* **WHAT YOU NEED TO DO**
Copy down all of the data underneath, exactly as shown.

* **PROVIDED DATA**
──────

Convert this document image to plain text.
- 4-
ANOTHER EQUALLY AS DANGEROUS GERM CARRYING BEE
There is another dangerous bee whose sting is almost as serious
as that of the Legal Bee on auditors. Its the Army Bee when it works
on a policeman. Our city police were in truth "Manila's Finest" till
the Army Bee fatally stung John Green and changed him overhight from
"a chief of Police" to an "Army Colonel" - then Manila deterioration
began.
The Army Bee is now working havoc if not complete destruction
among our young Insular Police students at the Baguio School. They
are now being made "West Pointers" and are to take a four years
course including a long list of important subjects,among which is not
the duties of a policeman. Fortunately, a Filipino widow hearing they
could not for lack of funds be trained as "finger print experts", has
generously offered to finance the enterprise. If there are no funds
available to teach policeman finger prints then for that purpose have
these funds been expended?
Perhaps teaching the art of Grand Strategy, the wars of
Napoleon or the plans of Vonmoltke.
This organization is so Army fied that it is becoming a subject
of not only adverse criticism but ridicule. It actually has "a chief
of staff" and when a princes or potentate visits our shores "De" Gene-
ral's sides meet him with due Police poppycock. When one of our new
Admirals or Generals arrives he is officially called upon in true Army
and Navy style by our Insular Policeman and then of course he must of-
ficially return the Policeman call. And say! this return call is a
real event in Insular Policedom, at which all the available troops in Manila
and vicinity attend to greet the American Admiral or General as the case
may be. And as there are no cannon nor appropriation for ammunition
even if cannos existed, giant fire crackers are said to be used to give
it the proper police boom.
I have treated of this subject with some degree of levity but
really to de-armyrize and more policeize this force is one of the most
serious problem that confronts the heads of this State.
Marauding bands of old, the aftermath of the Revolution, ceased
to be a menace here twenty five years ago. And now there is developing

──────

* **EXPECTED ANSWER**
Convert this document image to plain text.
- 4-
ANOTHER EQUALLY AS DANGEROUS GERM CARRYING BEE
There is another dangerous bee whose sting is almost as serious
as that of the Legal Bee on auditors. Its the Army Bee when it works
on a policeman. Our city police were in truth "Manila's Finest" till
the Army Bee fatally stung John Green and changed him overhight from
"a chief of Police" to an "Army Colonel" - then Manila deterioration
began.
The Army Bee is now working havoc if not complete destruction
among our young Insular Police students at the Baguio School. They
are now being made "West Pointers" and are to take a four years
course including a long list of important subjects,among which is not
the duties of a policeman. Fortunately, a Filipino widow hearing they
could not for lack of funds be trained as "finger print experts", has
generously offered to finance the enterprise. If there are no funds
available to teach policeman finger prints then for that purpose have
these funds been expended?
Perhaps teaching the art of Grand Strategy, the wars of
Napoleon or the plans of Vonmoltke.
This organization is so Army fied that it is becoming a subject
of not only adverse criticism but ridicule. It actually has "a chief
of staff" and when a princes or potentate visits our shores "De" Gene-
ral's sides meet him with due Police poppycock. When one of our new
Admirals or Generals arrives he is officially called upon in true Army
and Navy style by our Insular Policeman and then of course he must of-
ficially return the Policeman call. And say! this return call is a
real event in Insular Policedom, at which all the available troops in Manila
and vicinity attend to greet the American Admiral or General as the case
may be. And as there are no cannon nor appropriation for ammunition
even if cannos existed, giant fire crackers are said to be used to give
it the proper police boom.
I have treated of this subject with some degree of levity but
really to de-armyrize and more policeize this force is one of the most
serious problem that confronts the heads of this State.
Marauding bands of old, the aftermath of the Revolution, ceased
to be a menace here twenty five years ago. And now there is developing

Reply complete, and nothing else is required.